## start Records to process
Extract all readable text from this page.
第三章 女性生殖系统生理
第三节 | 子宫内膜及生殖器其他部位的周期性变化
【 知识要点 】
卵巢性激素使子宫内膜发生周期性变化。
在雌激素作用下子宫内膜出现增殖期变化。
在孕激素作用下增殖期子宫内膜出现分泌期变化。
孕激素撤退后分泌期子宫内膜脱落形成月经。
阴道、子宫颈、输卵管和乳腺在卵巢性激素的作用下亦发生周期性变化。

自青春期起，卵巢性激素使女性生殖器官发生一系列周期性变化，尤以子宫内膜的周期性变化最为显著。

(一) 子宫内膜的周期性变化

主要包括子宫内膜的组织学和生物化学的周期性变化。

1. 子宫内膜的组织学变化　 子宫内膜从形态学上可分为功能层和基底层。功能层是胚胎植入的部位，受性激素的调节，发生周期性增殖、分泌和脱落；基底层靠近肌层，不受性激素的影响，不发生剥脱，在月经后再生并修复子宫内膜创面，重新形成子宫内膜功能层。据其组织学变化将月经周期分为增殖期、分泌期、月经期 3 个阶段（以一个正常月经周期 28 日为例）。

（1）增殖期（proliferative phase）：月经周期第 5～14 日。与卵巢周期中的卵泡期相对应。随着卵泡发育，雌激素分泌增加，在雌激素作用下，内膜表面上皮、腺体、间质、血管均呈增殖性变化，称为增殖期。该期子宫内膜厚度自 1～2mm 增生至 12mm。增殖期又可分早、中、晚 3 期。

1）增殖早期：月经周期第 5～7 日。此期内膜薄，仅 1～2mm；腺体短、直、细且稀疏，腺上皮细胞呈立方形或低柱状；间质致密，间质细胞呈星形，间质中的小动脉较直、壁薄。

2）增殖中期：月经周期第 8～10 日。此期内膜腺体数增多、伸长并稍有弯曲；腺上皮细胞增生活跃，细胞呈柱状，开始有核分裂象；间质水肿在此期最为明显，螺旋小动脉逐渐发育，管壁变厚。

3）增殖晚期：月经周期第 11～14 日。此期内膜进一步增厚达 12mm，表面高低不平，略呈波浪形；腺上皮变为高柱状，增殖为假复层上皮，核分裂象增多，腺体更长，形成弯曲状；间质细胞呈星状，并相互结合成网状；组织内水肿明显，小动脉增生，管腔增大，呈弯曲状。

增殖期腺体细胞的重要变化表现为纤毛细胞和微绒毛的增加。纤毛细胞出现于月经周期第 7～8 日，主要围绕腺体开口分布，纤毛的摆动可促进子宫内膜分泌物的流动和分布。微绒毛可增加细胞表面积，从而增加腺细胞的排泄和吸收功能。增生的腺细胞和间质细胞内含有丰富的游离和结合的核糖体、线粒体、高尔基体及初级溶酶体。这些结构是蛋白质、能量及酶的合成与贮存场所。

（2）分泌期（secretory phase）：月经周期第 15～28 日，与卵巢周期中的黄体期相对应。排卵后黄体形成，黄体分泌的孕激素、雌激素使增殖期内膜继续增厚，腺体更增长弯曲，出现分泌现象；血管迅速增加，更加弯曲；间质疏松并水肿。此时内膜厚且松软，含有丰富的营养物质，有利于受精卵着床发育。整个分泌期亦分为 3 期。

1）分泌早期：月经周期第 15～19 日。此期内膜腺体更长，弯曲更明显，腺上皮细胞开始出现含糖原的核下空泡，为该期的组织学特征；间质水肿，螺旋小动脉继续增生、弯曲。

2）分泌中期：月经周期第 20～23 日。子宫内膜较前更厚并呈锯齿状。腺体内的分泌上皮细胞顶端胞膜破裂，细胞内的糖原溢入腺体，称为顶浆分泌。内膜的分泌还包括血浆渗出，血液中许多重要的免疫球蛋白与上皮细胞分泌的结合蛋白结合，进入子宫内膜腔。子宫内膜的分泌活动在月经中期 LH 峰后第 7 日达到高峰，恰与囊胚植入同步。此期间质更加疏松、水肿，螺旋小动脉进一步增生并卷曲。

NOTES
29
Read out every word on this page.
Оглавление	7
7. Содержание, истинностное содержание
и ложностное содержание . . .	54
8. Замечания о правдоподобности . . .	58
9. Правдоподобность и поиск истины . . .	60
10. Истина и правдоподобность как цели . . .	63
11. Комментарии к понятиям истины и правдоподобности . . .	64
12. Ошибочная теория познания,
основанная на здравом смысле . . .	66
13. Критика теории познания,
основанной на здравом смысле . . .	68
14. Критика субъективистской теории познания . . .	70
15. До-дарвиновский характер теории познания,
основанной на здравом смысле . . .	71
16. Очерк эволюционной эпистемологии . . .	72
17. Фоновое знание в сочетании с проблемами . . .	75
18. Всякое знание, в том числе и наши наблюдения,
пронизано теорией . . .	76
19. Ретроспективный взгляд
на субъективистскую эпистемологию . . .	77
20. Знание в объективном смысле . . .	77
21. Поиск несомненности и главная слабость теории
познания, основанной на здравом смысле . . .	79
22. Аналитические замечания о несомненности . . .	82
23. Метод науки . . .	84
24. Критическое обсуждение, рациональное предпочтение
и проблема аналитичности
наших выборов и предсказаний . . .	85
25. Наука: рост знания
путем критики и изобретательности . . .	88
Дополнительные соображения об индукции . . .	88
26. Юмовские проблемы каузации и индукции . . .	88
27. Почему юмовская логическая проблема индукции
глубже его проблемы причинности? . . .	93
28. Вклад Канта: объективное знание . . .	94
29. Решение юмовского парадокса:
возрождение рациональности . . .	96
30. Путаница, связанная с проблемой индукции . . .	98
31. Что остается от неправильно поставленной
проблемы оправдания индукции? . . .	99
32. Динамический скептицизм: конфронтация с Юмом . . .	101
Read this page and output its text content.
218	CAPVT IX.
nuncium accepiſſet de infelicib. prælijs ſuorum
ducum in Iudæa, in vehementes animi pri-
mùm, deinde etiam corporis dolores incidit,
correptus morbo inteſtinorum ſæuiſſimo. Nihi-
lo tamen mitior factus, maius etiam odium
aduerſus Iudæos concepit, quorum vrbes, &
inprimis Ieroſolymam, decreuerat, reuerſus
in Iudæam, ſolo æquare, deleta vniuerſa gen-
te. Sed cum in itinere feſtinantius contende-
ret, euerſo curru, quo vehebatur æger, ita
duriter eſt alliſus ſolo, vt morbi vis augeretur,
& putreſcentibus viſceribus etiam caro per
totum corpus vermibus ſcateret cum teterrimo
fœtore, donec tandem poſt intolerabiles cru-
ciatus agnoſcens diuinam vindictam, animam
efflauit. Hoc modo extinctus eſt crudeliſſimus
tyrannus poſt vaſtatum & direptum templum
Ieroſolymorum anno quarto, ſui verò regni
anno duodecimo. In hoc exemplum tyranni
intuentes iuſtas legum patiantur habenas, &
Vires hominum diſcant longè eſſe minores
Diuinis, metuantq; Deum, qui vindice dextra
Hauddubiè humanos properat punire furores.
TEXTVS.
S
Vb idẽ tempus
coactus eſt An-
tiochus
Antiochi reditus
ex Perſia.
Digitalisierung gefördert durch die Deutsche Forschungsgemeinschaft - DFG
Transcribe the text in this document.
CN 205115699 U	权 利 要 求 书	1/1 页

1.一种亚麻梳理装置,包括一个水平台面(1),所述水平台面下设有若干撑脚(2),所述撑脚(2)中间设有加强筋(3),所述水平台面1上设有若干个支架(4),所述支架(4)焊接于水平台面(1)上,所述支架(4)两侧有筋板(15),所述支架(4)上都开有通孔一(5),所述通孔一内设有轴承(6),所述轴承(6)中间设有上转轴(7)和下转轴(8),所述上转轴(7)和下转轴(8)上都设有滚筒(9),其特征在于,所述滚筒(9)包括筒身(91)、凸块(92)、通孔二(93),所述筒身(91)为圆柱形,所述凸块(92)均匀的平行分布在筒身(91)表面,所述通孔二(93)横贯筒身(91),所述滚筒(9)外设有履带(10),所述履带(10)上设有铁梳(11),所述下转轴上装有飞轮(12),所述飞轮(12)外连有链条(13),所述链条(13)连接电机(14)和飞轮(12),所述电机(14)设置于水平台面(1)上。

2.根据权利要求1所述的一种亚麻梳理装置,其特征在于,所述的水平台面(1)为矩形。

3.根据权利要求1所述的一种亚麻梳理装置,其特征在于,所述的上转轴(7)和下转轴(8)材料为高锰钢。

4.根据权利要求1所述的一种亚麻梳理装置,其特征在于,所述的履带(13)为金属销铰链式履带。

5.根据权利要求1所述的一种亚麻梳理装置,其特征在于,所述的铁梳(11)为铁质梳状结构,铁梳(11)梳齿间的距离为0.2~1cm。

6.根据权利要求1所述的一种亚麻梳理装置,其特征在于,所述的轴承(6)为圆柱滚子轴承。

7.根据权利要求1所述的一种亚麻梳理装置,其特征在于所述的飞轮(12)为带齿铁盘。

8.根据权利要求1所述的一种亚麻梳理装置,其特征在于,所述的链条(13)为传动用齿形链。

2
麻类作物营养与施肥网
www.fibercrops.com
## end Records to process
◆ Objective:
Scan the material and collect every line that contains "page".

◆ Answer below:
Extract all readable text from this page.
Read out every word on this page.
Read this page and output its text content.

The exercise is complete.